The exercise: Copy out every line of the records from the one containing "link-permission-label: 拥有链接的人员都可编辑 [272,157,438,176]" down to the one containing "message-input[interactable] [230,247,710,297]", keeping both of those lines.

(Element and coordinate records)
/---
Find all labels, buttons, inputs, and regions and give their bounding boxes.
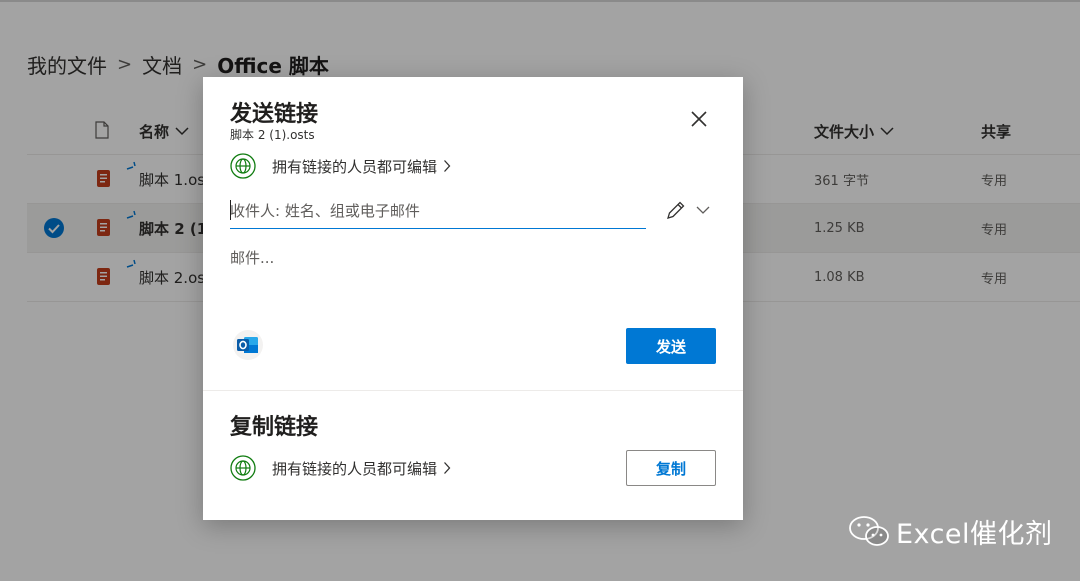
link-permission-label: 拥有链接的人员都可编辑 [272,157,438,176]
section-divider [203,390,743,391]
pencil-icon [667,201,685,219]
text-cursor [230,200,231,220]
send-button[interactable]: 发送 [626,328,716,364]
watermark-text: Excel催化剂 [896,518,1053,550]
recipient-permission-dropdown[interactable] [665,199,711,221]
watermark: Excel催化剂 [848,511,1053,551]
copy-link-title: 复制链接 [230,415,319,440]
message-input[interactable] [230,247,710,297]
copy-button[interactable]: 复制 [626,450,716,486]
copy-link-settings-button[interactable]: 拥有链接的人员都可编辑 [230,454,451,482]
globe-icon [230,153,256,179]
recipients-input[interactable] [230,194,646,229]
send-link-dialog: 发送链接 脚本 2 (1).osts 拥有链接的人员都可编辑 发送 复制链接 [203,77,743,520]
dialog-title: 发送链接 [230,102,319,127]
close-icon[interactable] [687,107,711,131]
wechat-icon [849,516,889,546]
chevron-right-icon [444,462,451,474]
chevron-right-icon [444,160,451,172]
chevron-down-icon [696,206,710,214]
outlook-icon[interactable] [232,329,264,361]
dialog-file-name: 脚本 2 (1).osts [230,128,315,142]
globe-icon [230,455,256,481]
link-settings-button[interactable]: 拥有链接的人员都可编辑 [230,152,451,180]
copy-link-permission-label: 拥有链接的人员都可编辑 [272,459,438,478]
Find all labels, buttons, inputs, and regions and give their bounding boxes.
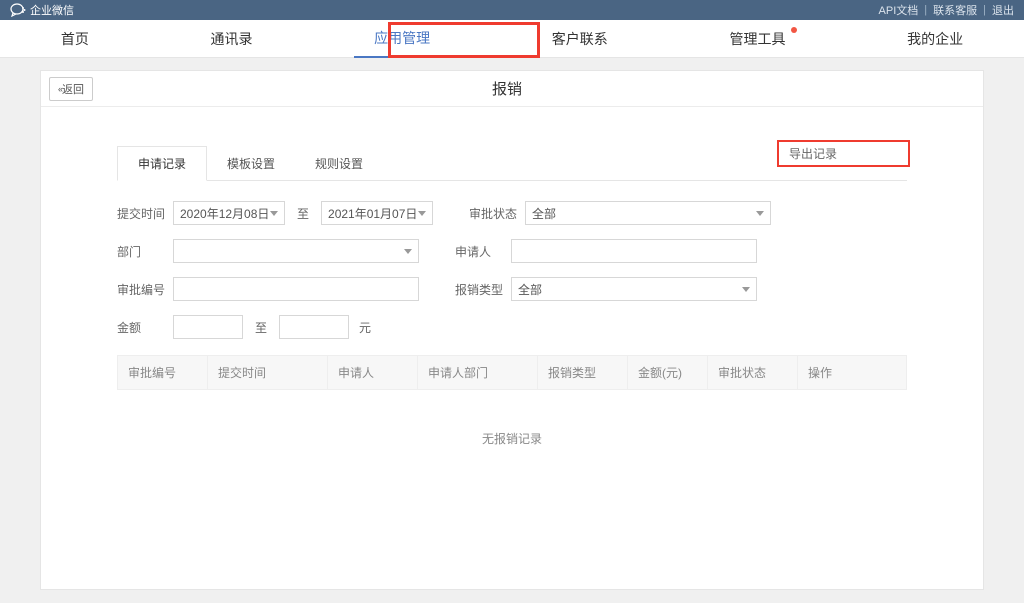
label-amount: 金额: [117, 319, 173, 336]
highlight-box-export: 导出记录: [777, 140, 910, 167]
dept-select[interactable]: [173, 239, 419, 263]
date-from-value: 2020年12月08日: [180, 205, 269, 222]
th-approval-no: 审批编号: [118, 356, 208, 389]
th-actions: 操作: [798, 356, 906, 389]
filter-form: 提交时间 2020年12月08日 至 2021年01月07日 审批状态 全部 部…: [41, 181, 983, 339]
date-to-value: 2021年01月07日: [328, 205, 417, 222]
tab-apply-records[interactable]: 申请记录: [117, 146, 207, 181]
separator: |: [983, 4, 986, 16]
approval-no-input[interactable]: [173, 277, 419, 301]
top-banner: 企业微信 API文档 | 联系客服 | 退出: [0, 0, 1024, 20]
wecom-logo-icon: [10, 3, 26, 17]
sub-tabs: 申请记录 模板设置 规则设置 导出记录: [117, 145, 907, 181]
th-amount: 金额(元): [628, 356, 708, 389]
nav-tools-label: 管理工具: [729, 31, 785, 47]
chevron-down-icon: [404, 249, 412, 254]
chevron-down-icon: [418, 211, 426, 216]
brand-text: 企业微信: [30, 2, 74, 18]
label-amount-unit: 元: [359, 319, 371, 336]
brand: 企业微信: [10, 2, 74, 18]
applicant-input[interactable]: [511, 239, 757, 263]
notification-dot-icon: [791, 27, 797, 33]
nav-apps[interactable]: 应用管理: [354, 20, 450, 58]
main-nav: 首页 通讯录 应用管理 客户联系 管理工具 我的企业: [0, 20, 1024, 58]
table-header: 审批编号 提交时间 申请人 申请人部门 报销类型 金额(元) 审批状态 操作: [117, 355, 907, 390]
nav-contacts[interactable]: 通讯录: [190, 21, 272, 57]
banner-links: API文档 | 联系客服 | 退出: [879, 2, 1014, 18]
tab-rule-settings[interactable]: 规则设置: [295, 147, 383, 180]
export-records-link[interactable]: 导出记录: [789, 145, 837, 162]
chevron-down-icon: [756, 211, 764, 216]
chevron-down-icon: [270, 211, 278, 216]
approval-status-value: 全部: [532, 205, 556, 222]
nav-my-company[interactable]: 我的企业: [887, 21, 983, 57]
date-from-select[interactable]: 2020年12月08日: [173, 201, 285, 225]
label-dept: 部门: [117, 243, 173, 260]
empty-state: 无报销记录: [117, 390, 907, 487]
label-amount-to: 至: [255, 319, 267, 336]
separator: |: [924, 4, 927, 16]
label-applicant: 申请人: [455, 243, 511, 260]
expense-type-select[interactable]: 全部: [511, 277, 757, 301]
chevron-down-icon: [742, 287, 750, 292]
nav-customers[interactable]: 客户联系: [532, 21, 628, 57]
nav-home[interactable]: 首页: [41, 21, 109, 57]
th-submit-time: 提交时间: [208, 356, 328, 389]
page-header: « 返回 报销: [41, 71, 983, 107]
th-approval-status: 审批状态: [708, 356, 798, 389]
th-applicant-dept: 申请人部门: [418, 356, 538, 389]
page-title: 报销: [31, 78, 983, 99]
api-docs-link[interactable]: API文档: [879, 2, 919, 18]
label-approval-no: 审批编号: [117, 281, 173, 298]
tab-template-settings[interactable]: 模板设置: [207, 147, 295, 180]
th-expense-type: 报销类型: [538, 356, 628, 389]
approval-status-select[interactable]: 全部: [525, 201, 771, 225]
logout-link[interactable]: 退出: [992, 2, 1014, 18]
amount-to-input[interactable]: [279, 315, 349, 339]
label-to: 至: [297, 205, 309, 222]
nav-tools[interactable]: 管理工具: [709, 21, 805, 57]
records-table: 审批编号 提交时间 申请人 申请人部门 报销类型 金额(元) 审批状态 操作 无…: [117, 355, 907, 487]
th-applicant: 申请人: [328, 356, 418, 389]
label-approval-status: 审批状态: [469, 205, 525, 222]
date-to-select[interactable]: 2021年01月07日: [321, 201, 433, 225]
label-expense-type: 报销类型: [455, 281, 511, 298]
expense-type-value: 全部: [518, 281, 542, 298]
contact-support-link[interactable]: 联系客服: [933, 2, 977, 18]
label-submit-time: 提交时间: [117, 205, 173, 222]
page-card: « 返回 报销 申请记录 模板设置 规则设置 导出记录 提交时间 2020年12…: [40, 70, 984, 590]
amount-from-input[interactable]: [173, 315, 243, 339]
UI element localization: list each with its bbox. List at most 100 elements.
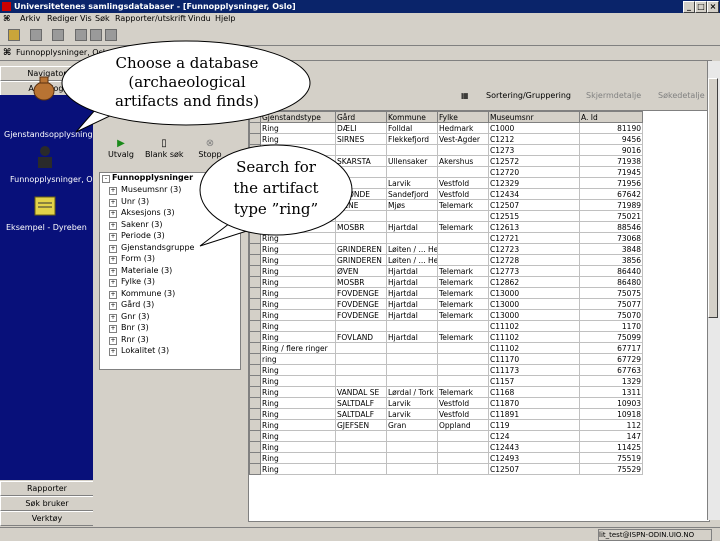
table-row[interactable]: Ring C11173 67763 [249, 364, 643, 376]
open-icon[interactable] [8, 29, 20, 41]
tree-item[interactable]: + Fylke (3) [99, 277, 239, 288]
minimize-button[interactable]: _ [683, 1, 695, 13]
tree-item[interactable]: + Bnr (3) [99, 323, 239, 334]
row-selector[interactable] [249, 309, 261, 321]
row-selector[interactable] [249, 320, 261, 332]
leftbar-item-funnopplysninger[interactable]: Funnopplysninger, Oslo [10, 175, 104, 184]
row-selector[interactable] [249, 265, 261, 277]
expand-toggle[interactable]: + [109, 187, 117, 195]
table-row[interactable]: Ring SALTDALF Larvik Vestfold C11891 10918 [249, 408, 643, 420]
sokedetalje-button[interactable]: Søkedetalje [658, 91, 705, 100]
menu-rapporter[interactable]: Rapporter/utskrift [115, 13, 186, 25]
tree-item[interactable]: + Form (3) [99, 254, 239, 265]
expand-toggle[interactable]: + [109, 302, 117, 310]
expand-toggle[interactable]: + [109, 267, 117, 276]
menu-sok[interactable]: Søk [95, 13, 110, 25]
expand-toggle[interactable]: + [109, 290, 117, 299]
pot-icon[interactable] [31, 74, 57, 102]
row-selector[interactable] [249, 419, 261, 431]
column-header[interactable]: A. Id [579, 111, 643, 123]
save-icon[interactable] [30, 29, 42, 41]
column-header[interactable]: Gård [335, 111, 387, 123]
row-selector[interactable] [249, 353, 261, 365]
row-selector[interactable] [249, 364, 261, 376]
menu-hjelp[interactable]: Hjelp [215, 13, 235, 25]
skjermdetalje-button[interactable]: Skjermdetalje [586, 91, 641, 100]
table-row[interactable]: Ring C12493 75519 [249, 452, 643, 464]
table-row[interactable]: Ring C124 147 [249, 430, 643, 442]
grid-icon[interactable]: ▦ [461, 91, 469, 100]
table-cell [386, 452, 438, 464]
tree-item[interactable]: + Kommune (3) [99, 289, 239, 300]
table-row[interactable]: Ring MOSBR Hjartdal Telemark C12862 86480 [249, 276, 643, 288]
scrollbar-thumb[interactable] [708, 78, 718, 318]
row-selector[interactable] [249, 254, 261, 266]
tree-item[interactable]: + Gård (3) [99, 300, 239, 311]
tree-item[interactable]: + Rnr (3) [99, 335, 239, 346]
leftbar-verktoy-button[interactable]: Verktøy [0, 511, 94, 526]
row-selector[interactable] [249, 298, 261, 310]
column-header[interactable]: Museumsnr [488, 111, 580, 123]
expand-toggle[interactable]: + [109, 325, 117, 333]
column-header[interactable]: Kommune [386, 111, 438, 123]
person-icon[interactable] [34, 145, 56, 169]
expand-toggle[interactable]: + [109, 348, 117, 356]
tree-item[interactable]: + Lokalitet (3) [99, 346, 239, 357]
expand-toggle[interactable]: + [109, 221, 117, 230]
table-row[interactable]: Ring C12443 11425 [249, 441, 643, 453]
row-selector[interactable] [249, 342, 261, 354]
row-selector[interactable] [249, 463, 261, 475]
expand-toggle[interactable]: + [109, 244, 117, 253]
row-selector[interactable] [249, 452, 261, 464]
tree-item[interactable]: + Gnr (3) [99, 312, 239, 323]
tree-item[interactable]: + Materiale (3) [99, 266, 239, 277]
menu-rediger[interactable]: Rediger [47, 13, 78, 25]
table-row[interactable]: Ring C11102 1170 [249, 320, 643, 332]
table-row[interactable]: Ring FOVDENGE Hjartdal Telemark C13000 75077 [249, 298, 643, 310]
table-cell [335, 375, 387, 387]
expand-toggle[interactable]: + [109, 313, 117, 322]
leftbar-sokbruker-button[interactable]: Søk bruker [0, 496, 94, 511]
column-header[interactable]: Fylke [437, 111, 489, 123]
table-row[interactable]: Ring / flere ringer C11102 67717 [249, 342, 643, 354]
menu-arkiv[interactable]: Arkiv [20, 13, 40, 25]
table-row[interactable]: Ring VANDAL SE Lørdal / Tork Telemark C1168 1… [249, 386, 643, 398]
expand-toggle[interactable]: + [109, 210, 117, 218]
table-row[interactable]: Ring FOVLAND Hjartdal Telemark C11102 75099 [249, 331, 643, 343]
table-cell: 67763 [579, 364, 643, 376]
sortering-button[interactable]: Sortering/Gruppering [486, 91, 571, 100]
menu-vis[interactable]: Vis [80, 13, 92, 25]
row-selector[interactable] [249, 375, 261, 387]
folder-icon[interactable] [34, 195, 56, 217]
table-row[interactable]: RingGRINDERENLøiten / ... Hedmark C127283… [249, 254, 643, 266]
utvalg-button[interactable]: ▶ Utvalg [105, 138, 137, 170]
leftbar-rapporter-button[interactable]: Rapporter [0, 481, 94, 496]
maximize-button[interactable]: □ [695, 1, 707, 13]
expand-toggle[interactable]: + [109, 279, 117, 287]
row-selector[interactable] [249, 276, 261, 288]
table-cell: C11102 [488, 342, 580, 354]
table-row[interactable]: Ring SALTDALF Larvik Vestfold C11870 10903 [249, 397, 643, 409]
table-row[interactable]: Ring ØVEN Hjartdal Telemark C12773 86440 [249, 265, 643, 277]
row-selector[interactable] [249, 386, 261, 398]
leftbar-item-eksempel[interactable]: Eksempel - Dyreben [6, 223, 87, 232]
table-row[interactable]: Ring C12507 75529 [249, 463, 643, 475]
blank-sok-button[interactable]: ▯ Blank søk [145, 138, 184, 170]
table-row[interactable]: Ring FOVDENGE Hjartdal Telemark C13000 75075 [249, 287, 643, 299]
table-row[interactable]: ring C11170 67729 [249, 353, 643, 365]
row-selector[interactable] [249, 441, 261, 453]
row-selector[interactable] [249, 397, 261, 409]
expand-toggle[interactable]: + [109, 198, 117, 207]
table-row[interactable]: Ring FOVDENGE Hjartdal Telemark C13000 75070 [249, 309, 643, 321]
expand-toggle[interactable]: + [109, 336, 117, 345]
table-row[interactable]: Ring C1157 1329 [249, 375, 643, 387]
close-button[interactable]: × [707, 1, 719, 13]
row-selector[interactable] [249, 331, 261, 343]
row-selector[interactable] [249, 287, 261, 299]
row-selector[interactable] [249, 430, 261, 442]
expand-toggle[interactable]: + [109, 256, 117, 264]
row-selector[interactable] [249, 408, 261, 420]
table-row[interactable]: Ring GJEFSEN Gran Oppland C119 112 [249, 419, 643, 431]
expand-toggle[interactable]: + [109, 233, 117, 241]
menu-vindu[interactable]: Vindu [188, 13, 211, 25]
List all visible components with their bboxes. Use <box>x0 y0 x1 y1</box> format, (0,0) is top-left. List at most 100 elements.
\---
The result:
link-permission-label: 拥有链接的人员都可编辑 [272,157,438,176]
section-divider [203,390,743,391]
pencil-icon [667,201,685,219]
text-cursor [230,200,231,220]
send-button[interactable]: 发送 [626,328,716,364]
watermark-text: Excel催化剂 [896,518,1053,550]
recipient-permission-dropdown[interactable] [665,199,711,221]
watermark: Excel催化剂 [848,511,1053,551]
copy-link-title: 复制链接 [230,415,319,440]
message-input[interactable] [230,247,710,297]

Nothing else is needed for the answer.